==== Given records ====

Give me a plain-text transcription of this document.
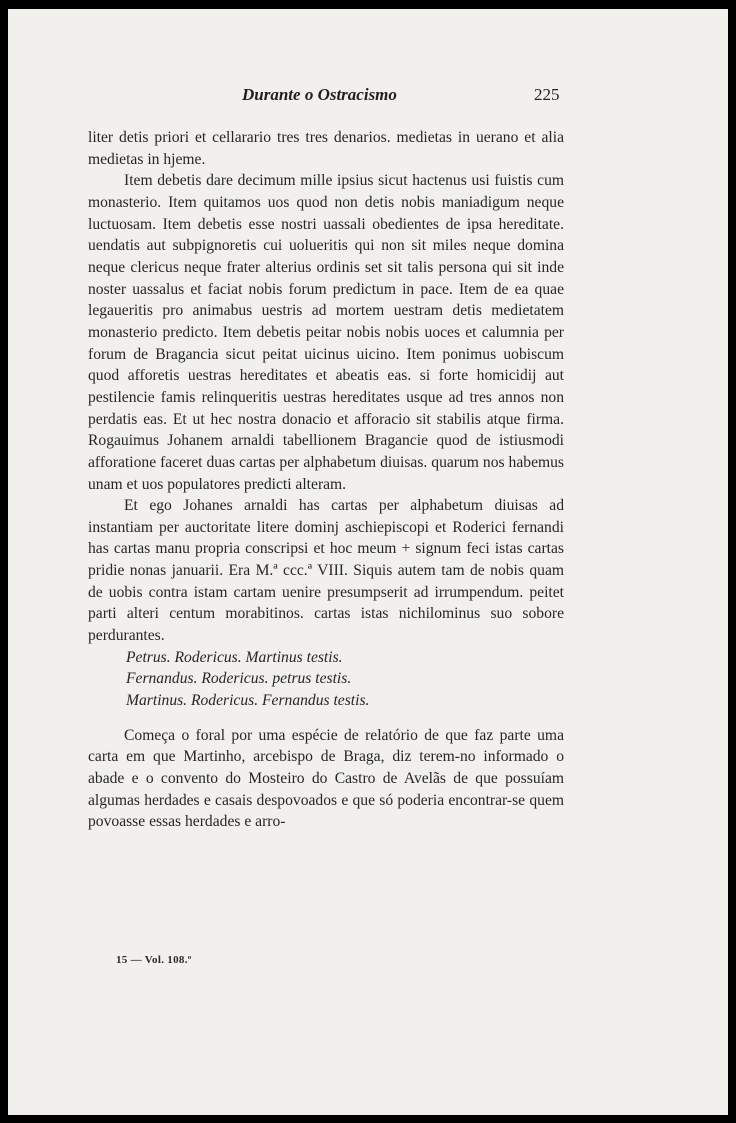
Durante o Ostracismo	225

liter detis priori et cellarario tres tres denarios. medietas in uerano et alia medietas in hjeme.

Item debetis dare decimum mille ipsius sicut hactenus usi fuistis cum monasterio. Item quitamos uos quod non detis nobis maniadigum neque luctuosam. Item debetis esse nostri uassali obedientes de ipsa hereditate. uendatis aut subpignoretis cui uolueritis qui non sit miles neque domina neque clericus neque frater alterius ordinis set sit talis persona qui sit inde noster uassalus et faciat nobis forum predictum in pace. Item de ea quae legaueritis pro animabus uestris ad mortem uestram detis medietatem monasterio predicto. Item debetis peitar nobis nobis uoces et calumnia per forum de Bragancia sicut peitat uicinus uicino. Item ponimus uobiscum quod afforetis uestras hereditates et abeatis eas. si forte homicidij aut pestilencie famis relinqueritis uestras hereditates usque ad tres annos non perdatis eas. Et ut hec nostra donacio et afforacio sit stabilis atque firma. Rogauimus Johanem arnaldi tabellionem Bragancie quod de istiusmodi afforatione faceret duas cartas per alphabetum diuisas. quarum nos habemus unam et uos populatores predicti alteram.

Et ego Johanes arnaldi has cartas per alphabetum diuisas ad instantiam per auctoritate litere dominj aschiepiscopi et Roderici fernandi has cartas manu propria conscripsi et hoc meum + signum feci istas cartas pridie nonas januarii. Era M.ª ccc.ª VIII. Siquis autem tam de nobis quam de uobis contra istam cartam uenire presumpserit ad irrumpendum. peitet parti alteri centum morabitinos. cartas istas nichilominus suo sobore perdurantes.

Petrus. Rodericus. Martinus testis.
Fernandus. Rodericus. petrus testis.
Martinus. Rodericus. Fernandus testis.

Começa o foral por uma espécie de relatório de que faz parte uma carta em que Martinho, arcebispo de Braga, diz terem-no informado o abade e o convento do Mosteiro do Castro de Avelãs de que possuíam algumas herdades e casais despovoados e que só poderia encontrar-se quem povoasse essas herdades e arro-

15 — Vol. 108.º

====

_Description of the task_
Leave images out of the retyped records; keep all else exact.

_Solution to this task_
Give me a plain-text transcription of this document.
Durante o Ostracismo	225

liter detis priori et cellarario tres tres denarios. medietas in uerano et alia medietas in hjeme.

Item debetis dare decimum mille ipsius sicut hactenus usi fuistis cum monasterio. Item quitamos uos quod non detis nobis maniadigum neque luctuosam. Item debetis esse nostri uassali obedientes de ipsa hereditate. uendatis aut subpignoretis cui uolueritis qui non sit miles neque domina neque clericus neque frater alterius ordinis set sit talis persona qui sit inde noster uassalus et faciat nobis forum predictum in pace. Item de ea quae legaueritis pro animabus uestris ad mortem uestram detis medietatem monasterio predicto. Item debetis peitar nobis nobis uoces et calumnia per forum de Bragancia sicut peitat uicinus uicino. Item ponimus uobiscum quod afforetis uestras hereditates et abeatis eas. si forte homicidij aut pestilencie famis relinqueritis uestras hereditates usque ad tres annos non perdatis eas. Et ut hec nostra donacio et afforacio sit stabilis atque firma. Rogauimus Johanem arnaldi tabellionem Bragancie quod de istiusmodi afforatione faceret duas cartas per alphabetum diuisas. quarum nos habemus unam et uos populatores predicti alteram.

Et ego Johanes arnaldi has cartas per alphabetum diuisas ad instantiam per auctoritate litere dominj aschiepiscopi et Roderici fernandi has cartas manu propria conscripsi et hoc meum + signum feci istas cartas pridie nonas januarii. Era M.ª ccc.ª VIII. Siquis autem tam de nobis quam de uobis contra istam cartam uenire presumpserit ad irrumpendum. peitet parti alteri centum morabitinos. cartas istas nichilominus suo sobore perdurantes.

Petrus. Rodericus. Martinus testis.
Fernandus. Rodericus. petrus testis.
Martinus. Rodericus. Fernandus testis.

Começa o foral por uma espécie de relatório de que faz parte uma carta em que Martinho, arcebispo de Braga, diz terem-no informado o abade e o convento do Mosteiro do Castro de Avelãs de que possuíam algumas herdades e casais despovoados e que só poderia encontrar-se quem povoasse essas herdades e arro-

15 — Vol. 108.º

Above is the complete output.